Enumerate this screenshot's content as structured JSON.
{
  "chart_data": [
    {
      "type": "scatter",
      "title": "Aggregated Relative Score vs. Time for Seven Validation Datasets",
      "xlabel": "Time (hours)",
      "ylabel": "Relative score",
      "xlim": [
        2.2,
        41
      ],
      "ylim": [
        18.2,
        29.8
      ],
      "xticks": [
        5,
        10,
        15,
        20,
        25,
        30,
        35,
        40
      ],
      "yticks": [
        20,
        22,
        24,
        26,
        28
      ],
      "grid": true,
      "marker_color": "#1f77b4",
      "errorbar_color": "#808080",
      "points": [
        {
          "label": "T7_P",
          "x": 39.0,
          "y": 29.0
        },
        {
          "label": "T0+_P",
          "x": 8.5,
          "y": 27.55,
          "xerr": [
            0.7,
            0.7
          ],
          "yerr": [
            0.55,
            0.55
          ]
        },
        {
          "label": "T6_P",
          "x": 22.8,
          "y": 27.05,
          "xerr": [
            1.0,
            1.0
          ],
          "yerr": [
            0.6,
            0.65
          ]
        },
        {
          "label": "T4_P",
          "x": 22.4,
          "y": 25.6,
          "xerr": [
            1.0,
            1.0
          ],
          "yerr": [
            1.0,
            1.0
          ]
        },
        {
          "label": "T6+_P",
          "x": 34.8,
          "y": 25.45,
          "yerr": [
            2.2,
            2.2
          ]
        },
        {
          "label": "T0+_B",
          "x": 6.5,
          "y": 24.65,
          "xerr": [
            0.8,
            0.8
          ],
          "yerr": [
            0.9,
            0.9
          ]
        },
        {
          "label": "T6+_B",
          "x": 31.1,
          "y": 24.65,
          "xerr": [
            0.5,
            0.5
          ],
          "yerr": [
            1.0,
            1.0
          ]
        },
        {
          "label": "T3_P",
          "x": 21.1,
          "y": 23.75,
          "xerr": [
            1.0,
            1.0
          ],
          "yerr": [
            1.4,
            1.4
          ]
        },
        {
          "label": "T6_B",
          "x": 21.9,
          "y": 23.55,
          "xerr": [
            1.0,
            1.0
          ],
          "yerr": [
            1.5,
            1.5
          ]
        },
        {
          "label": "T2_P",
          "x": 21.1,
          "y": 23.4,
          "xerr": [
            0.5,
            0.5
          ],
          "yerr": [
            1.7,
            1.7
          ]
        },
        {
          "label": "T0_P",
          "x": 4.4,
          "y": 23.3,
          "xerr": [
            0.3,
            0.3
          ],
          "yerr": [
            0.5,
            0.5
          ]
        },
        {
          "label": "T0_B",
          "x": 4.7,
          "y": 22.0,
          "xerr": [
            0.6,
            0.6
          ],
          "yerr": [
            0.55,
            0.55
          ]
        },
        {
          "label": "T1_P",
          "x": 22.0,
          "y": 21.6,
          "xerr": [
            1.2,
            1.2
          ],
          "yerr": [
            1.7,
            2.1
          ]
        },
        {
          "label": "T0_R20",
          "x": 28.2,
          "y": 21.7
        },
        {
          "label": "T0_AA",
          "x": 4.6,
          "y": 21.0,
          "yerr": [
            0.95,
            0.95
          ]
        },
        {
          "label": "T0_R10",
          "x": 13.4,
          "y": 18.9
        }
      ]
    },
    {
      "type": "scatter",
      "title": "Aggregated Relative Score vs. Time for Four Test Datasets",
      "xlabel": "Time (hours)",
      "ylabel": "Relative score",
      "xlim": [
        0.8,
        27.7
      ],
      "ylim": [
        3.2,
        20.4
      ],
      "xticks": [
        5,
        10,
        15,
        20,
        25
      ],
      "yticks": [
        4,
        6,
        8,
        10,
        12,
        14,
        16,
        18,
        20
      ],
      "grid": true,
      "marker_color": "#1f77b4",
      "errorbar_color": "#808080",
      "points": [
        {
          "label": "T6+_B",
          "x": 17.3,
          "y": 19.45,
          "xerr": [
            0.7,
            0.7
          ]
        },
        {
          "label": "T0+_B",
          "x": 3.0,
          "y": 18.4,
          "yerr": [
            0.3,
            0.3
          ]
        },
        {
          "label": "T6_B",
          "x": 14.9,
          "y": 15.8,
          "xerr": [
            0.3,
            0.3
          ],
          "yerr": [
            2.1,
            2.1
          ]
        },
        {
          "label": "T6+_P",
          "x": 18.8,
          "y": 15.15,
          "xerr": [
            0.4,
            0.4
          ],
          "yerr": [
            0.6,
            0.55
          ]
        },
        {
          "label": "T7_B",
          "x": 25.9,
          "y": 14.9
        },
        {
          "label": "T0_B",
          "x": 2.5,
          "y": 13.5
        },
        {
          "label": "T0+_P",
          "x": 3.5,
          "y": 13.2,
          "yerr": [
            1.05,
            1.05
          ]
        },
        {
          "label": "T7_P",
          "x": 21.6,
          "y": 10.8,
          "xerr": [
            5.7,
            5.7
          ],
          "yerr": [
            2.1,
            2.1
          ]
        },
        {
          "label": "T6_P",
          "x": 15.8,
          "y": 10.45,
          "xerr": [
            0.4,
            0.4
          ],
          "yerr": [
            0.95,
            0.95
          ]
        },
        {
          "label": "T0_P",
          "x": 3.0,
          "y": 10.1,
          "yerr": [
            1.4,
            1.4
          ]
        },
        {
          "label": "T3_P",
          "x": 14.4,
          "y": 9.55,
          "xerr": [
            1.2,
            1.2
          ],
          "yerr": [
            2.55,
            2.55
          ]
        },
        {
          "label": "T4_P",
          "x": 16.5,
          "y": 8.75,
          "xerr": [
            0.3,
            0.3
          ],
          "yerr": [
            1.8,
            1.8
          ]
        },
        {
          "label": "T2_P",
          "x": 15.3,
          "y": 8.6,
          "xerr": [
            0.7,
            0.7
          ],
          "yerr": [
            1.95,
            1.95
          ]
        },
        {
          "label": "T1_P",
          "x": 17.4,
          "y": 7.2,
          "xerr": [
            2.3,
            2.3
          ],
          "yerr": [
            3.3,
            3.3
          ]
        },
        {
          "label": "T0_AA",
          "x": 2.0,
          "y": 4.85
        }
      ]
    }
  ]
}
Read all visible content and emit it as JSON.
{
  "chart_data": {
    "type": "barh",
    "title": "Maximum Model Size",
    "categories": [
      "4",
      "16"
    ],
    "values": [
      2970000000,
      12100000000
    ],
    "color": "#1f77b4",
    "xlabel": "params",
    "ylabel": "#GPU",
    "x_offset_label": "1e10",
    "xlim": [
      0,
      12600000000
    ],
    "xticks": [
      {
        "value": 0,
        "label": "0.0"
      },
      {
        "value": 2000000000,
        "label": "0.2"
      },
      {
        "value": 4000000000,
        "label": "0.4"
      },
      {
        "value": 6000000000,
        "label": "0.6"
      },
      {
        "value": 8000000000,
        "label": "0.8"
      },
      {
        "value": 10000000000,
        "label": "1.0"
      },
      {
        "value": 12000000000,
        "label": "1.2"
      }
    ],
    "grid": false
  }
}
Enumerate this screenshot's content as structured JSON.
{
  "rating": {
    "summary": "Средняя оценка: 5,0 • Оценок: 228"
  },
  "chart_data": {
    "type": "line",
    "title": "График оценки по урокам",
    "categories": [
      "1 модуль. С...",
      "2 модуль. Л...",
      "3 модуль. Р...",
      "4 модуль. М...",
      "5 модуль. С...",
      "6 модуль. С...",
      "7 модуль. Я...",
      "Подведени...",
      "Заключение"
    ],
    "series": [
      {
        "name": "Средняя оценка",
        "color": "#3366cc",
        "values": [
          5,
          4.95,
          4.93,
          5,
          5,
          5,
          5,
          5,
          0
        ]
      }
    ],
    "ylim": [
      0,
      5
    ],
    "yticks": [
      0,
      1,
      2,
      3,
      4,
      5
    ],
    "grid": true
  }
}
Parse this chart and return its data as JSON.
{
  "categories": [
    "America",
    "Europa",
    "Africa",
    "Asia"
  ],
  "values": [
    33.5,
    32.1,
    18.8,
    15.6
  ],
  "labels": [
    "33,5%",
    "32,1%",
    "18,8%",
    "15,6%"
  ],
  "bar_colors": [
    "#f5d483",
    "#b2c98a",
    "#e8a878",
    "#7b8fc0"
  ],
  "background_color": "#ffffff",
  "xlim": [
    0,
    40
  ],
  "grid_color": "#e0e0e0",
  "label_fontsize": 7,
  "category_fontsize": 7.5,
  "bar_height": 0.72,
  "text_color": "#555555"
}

^^^^

Task instructions ▸ Copy each line above that contains the string "Aggregated".

Answer to the task ▸
      "title": "Aggregated Relative Score vs. Time for Seven Validation Datasets",
      "title": "Aggregated Relative Score vs. Time for Four Test Datasets",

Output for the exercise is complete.